REQUEST: Omit the pictures, then write out every entry exactly as it reads.

(Stored data)
----------
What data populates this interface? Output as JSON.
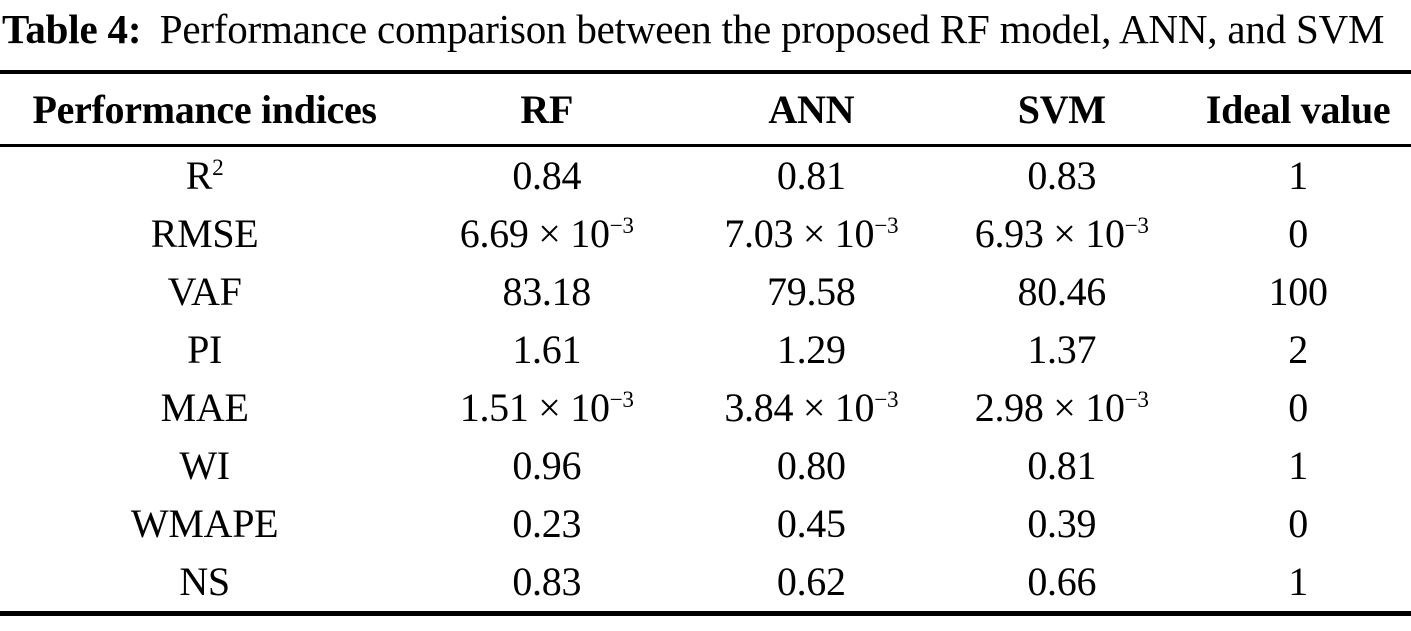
{
  "caption": {
    "label": "Table 4:",
    "text": "Performance comparison between the proposed RF model, ANN, and SVM"
  },
  "table": {
    "columns": [
      "Performance indices",
      "RF",
      "ANN",
      "SVM",
      "Ideal value"
    ],
    "rows": [
      [
        "R^{2}",
        "0.84",
        "0.81",
        "0.83",
        "1"
      ],
      [
        "RMSE",
        "6.69 × 10^{−3}",
        "7.03 × 10^{−3}",
        "6.93 × 10^{−3}",
        "0"
      ],
      [
        "VAF",
        "83.18",
        "79.58",
        "80.46",
        "100"
      ],
      [
        "PI",
        "1.61",
        "1.29",
        "1.37",
        "2"
      ],
      [
        "MAE",
        "1.51 × 10^{−3}",
        "3.84 × 10^{−3}",
        "2.98 × 10^{−3}",
        "0"
      ],
      [
        "WI",
        "0.96",
        "0.80",
        "0.81",
        "1"
      ],
      [
        "WMAPE",
        "0.23",
        "0.45",
        "0.39",
        "0"
      ],
      [
        "NS",
        "0.83",
        "0.62",
        "0.66",
        "1"
      ]
    ]
  },
  "colors": {
    "text": "#000000",
    "background": "#ffffff",
    "rule": "#000000"
  }
}
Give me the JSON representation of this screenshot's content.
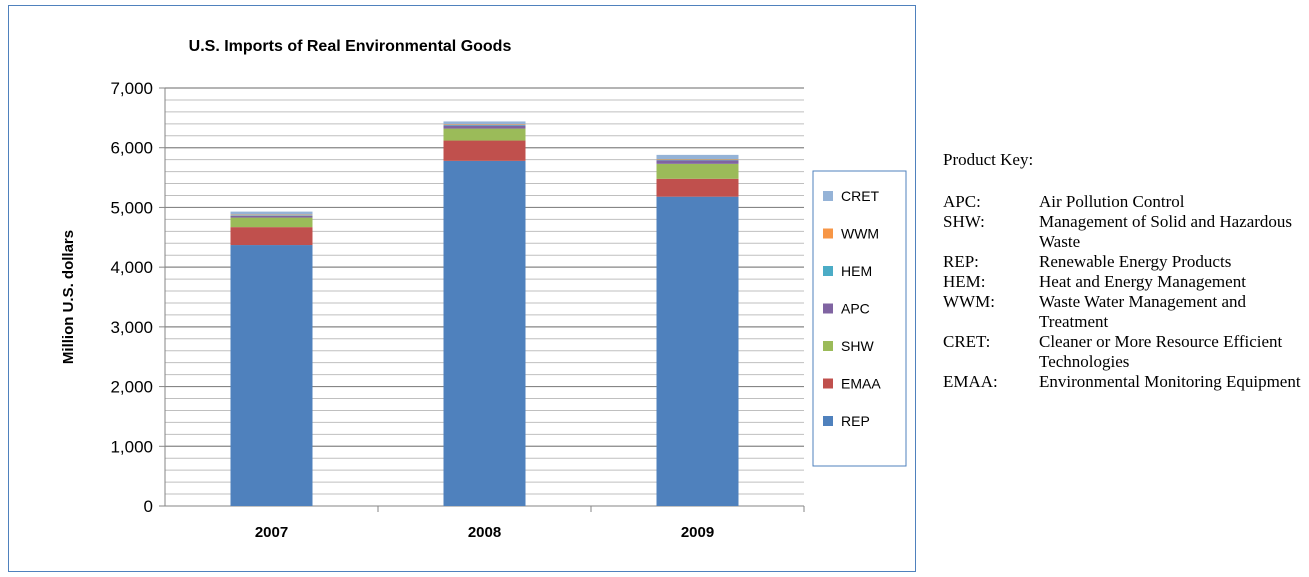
----------
WRITTEN RESPONSE:
What data populates this interface? Output as JSON.
{
  "caption": {
    "label": "Table 4:",
    "text": "Performance comparison between the proposed RF model, ANN, and SVM"
  },
  "table": {
    "columns": [
      "Performance indices",
      "RF",
      "ANN",
      "SVM",
      "Ideal value"
    ],
    "rows": [
      [
        "R^{2}",
        "0.84",
        "0.81",
        "0.83",
        "1"
      ],
      [
        "RMSE",
        "6.69 × 10^{−3}",
        "7.03 × 10^{−3}",
        "6.93 × 10^{−3}",
        "0"
      ],
      [
        "VAF",
        "83.18",
        "79.58",
        "80.46",
        "100"
      ],
      [
        "PI",
        "1.61",
        "1.29",
        "1.37",
        "2"
      ],
      [
        "MAE",
        "1.51 × 10^{−3}",
        "3.84 × 10^{−3}",
        "2.98 × 10^{−3}",
        "0"
      ],
      [
        "WI",
        "0.96",
        "0.80",
        "0.81",
        "1"
      ],
      [
        "WMAPE",
        "0.23",
        "0.45",
        "0.39",
        "0"
      ],
      [
        "NS",
        "0.83",
        "0.62",
        "0.66",
        "1"
      ]
    ]
  },
  "colors": {
    "text": "#000000",
    "background": "#ffffff",
    "rule": "#000000"
  }
}
Give me the JSON representation of this screenshot's content.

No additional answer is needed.